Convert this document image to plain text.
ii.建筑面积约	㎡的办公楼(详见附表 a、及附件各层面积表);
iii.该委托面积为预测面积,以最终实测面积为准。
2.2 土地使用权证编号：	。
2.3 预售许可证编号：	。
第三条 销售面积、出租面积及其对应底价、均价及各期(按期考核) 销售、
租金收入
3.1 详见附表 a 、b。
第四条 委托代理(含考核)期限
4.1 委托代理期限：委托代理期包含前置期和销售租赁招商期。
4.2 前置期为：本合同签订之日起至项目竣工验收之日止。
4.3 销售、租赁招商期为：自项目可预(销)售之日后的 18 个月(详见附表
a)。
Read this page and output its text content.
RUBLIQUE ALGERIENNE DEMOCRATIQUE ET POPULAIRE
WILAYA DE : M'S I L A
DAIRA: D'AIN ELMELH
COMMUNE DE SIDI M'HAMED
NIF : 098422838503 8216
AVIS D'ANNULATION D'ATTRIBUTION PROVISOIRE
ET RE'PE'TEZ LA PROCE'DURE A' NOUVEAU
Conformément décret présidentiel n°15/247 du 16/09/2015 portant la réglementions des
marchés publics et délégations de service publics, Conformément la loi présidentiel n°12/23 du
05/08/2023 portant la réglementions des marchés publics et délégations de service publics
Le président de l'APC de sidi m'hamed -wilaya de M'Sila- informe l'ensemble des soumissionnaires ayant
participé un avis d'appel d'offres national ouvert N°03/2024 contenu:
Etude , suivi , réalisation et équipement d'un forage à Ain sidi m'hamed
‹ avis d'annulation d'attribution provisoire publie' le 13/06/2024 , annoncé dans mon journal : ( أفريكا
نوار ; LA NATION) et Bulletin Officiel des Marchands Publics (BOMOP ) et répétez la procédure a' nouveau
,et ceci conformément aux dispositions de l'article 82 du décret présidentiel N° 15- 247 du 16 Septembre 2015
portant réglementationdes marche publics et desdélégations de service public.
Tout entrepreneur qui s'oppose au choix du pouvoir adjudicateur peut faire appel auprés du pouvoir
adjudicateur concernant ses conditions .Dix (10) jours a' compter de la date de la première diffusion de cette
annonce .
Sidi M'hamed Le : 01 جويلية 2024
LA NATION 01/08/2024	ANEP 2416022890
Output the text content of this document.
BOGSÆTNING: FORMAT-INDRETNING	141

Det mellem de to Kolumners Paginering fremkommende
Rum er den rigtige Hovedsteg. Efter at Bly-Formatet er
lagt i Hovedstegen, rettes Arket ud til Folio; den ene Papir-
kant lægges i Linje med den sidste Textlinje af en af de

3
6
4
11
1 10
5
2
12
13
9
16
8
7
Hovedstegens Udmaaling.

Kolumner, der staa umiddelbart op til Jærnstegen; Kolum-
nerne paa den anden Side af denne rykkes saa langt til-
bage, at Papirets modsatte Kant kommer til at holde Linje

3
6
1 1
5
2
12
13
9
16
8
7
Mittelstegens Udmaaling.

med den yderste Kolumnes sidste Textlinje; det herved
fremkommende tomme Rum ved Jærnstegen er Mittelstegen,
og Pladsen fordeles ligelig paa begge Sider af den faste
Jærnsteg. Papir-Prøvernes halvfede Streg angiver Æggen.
************
Short task: Your task is to quote all of the data word for word.

Solved exercise:
Convert this document image to plain text.
ii.建筑面积约	㎡的办公楼(详见附表 a、及附件各层面积表);
iii.该委托面积为预测面积,以最终实测面积为准。
2.2 土地使用权证编号：	。
2.3 预售许可证编号：	。
第三条 销售面积、出租面积及其对应底价、均价及各期(按期考核) 销售、
租金收入
3.1 详见附表 a 、b。
第四条 委托代理(含考核)期限
4.1 委托代理期限：委托代理期包含前置期和销售租赁招商期。
4.2 前置期为：本合同签订之日起至项目竣工验收之日止。
4.3 销售、租赁招商期为：自项目可预(销)售之日后的 18 个月(详见附表
a)。
Read this page and output its text content.
RUBLIQUE ALGERIENNE DEMOCRATIQUE ET POPULAIRE
WILAYA DE : M'S I L A
DAIRA: D'AIN ELMELH
COMMUNE DE SIDI M'HAMED
NIF : 098422838503 8216
AVIS D'ANNULATION D'ATTRIBUTION PROVISOIRE
ET RE'PE'TEZ LA PROCE'DURE A' NOUVEAU
Conformément décret présidentiel n°15/247 du 16/09/2015 portant la réglementions des
marchés publics et délégations de service publics, Conformément la loi présidentiel n°12/23 du
05/08/2023 portant la réglementions des marchés publics et délégations de service publics
Le président de l'APC de sidi m'hamed -wilaya de M'Sila- informe l'ensemble des soumissionnaires ayant
participé un avis d'appel d'offres national ouvert N°03/2024 contenu:
Etude , suivi , réalisation et équipement d'un forage à Ain sidi m'hamed
‹ avis d'annulation d'attribution provisoire publie' le 13/06/2024 , annoncé dans mon journal : ( أفريكا
نوار ; LA NATION) et Bulletin Officiel des Marchands Publics (BOMOP ) et répétez la procédure a' nouveau
,et ceci conformément aux dispositions de l'article 82 du décret présidentiel N° 15- 247 du 16 Septembre 2015
portant réglementationdes marche publics et desdélégations de service public.
Tout entrepreneur qui s'oppose au choix du pouvoir adjudicateur peut faire appel auprés du pouvoir
adjudicateur concernant ses conditions .Dix (10) jours a' compter de la date de la première diffusion de cette
annonce .
Sidi M'hamed Le : 01 جويلية 2024
LA NATION 01/08/2024	ANEP 2416022890
Output the text content of this document.
BOGSÆTNING: FORMAT-INDRETNING	141

Det mellem de to Kolumners Paginering fremkommende
Rum er den rigtige Hovedsteg. Efter at Bly-Formatet er
lagt i Hovedstegen, rettes Arket ud til Folio; den ene Papir-
kant lægges i Linje med den sidste Textlinje af en af de

3
6
4
11
1 10
5
2
12
13
9
16
8
7
Hovedstegens Udmaaling.

Kolumner, der staa umiddelbart op til Jærnstegen; Kolum-
nerne paa den anden Side af denne rykkes saa langt til-
bage, at Papirets modsatte Kant kommer til at holde Linje

3
6
1 1
5
2
12
13
9
16
8
7
Mittelstegens Udmaaling.

med den yderste Kolumnes sidste Textlinje; det herved
fremkommende tomme Rum ved Jærnstegen er Mittelstegen,
og Pladsen fordeles ligelig paa begge Sider af den faste
Jærnsteg. Papir-Prøvernes halvfede Streg angiver Æggen.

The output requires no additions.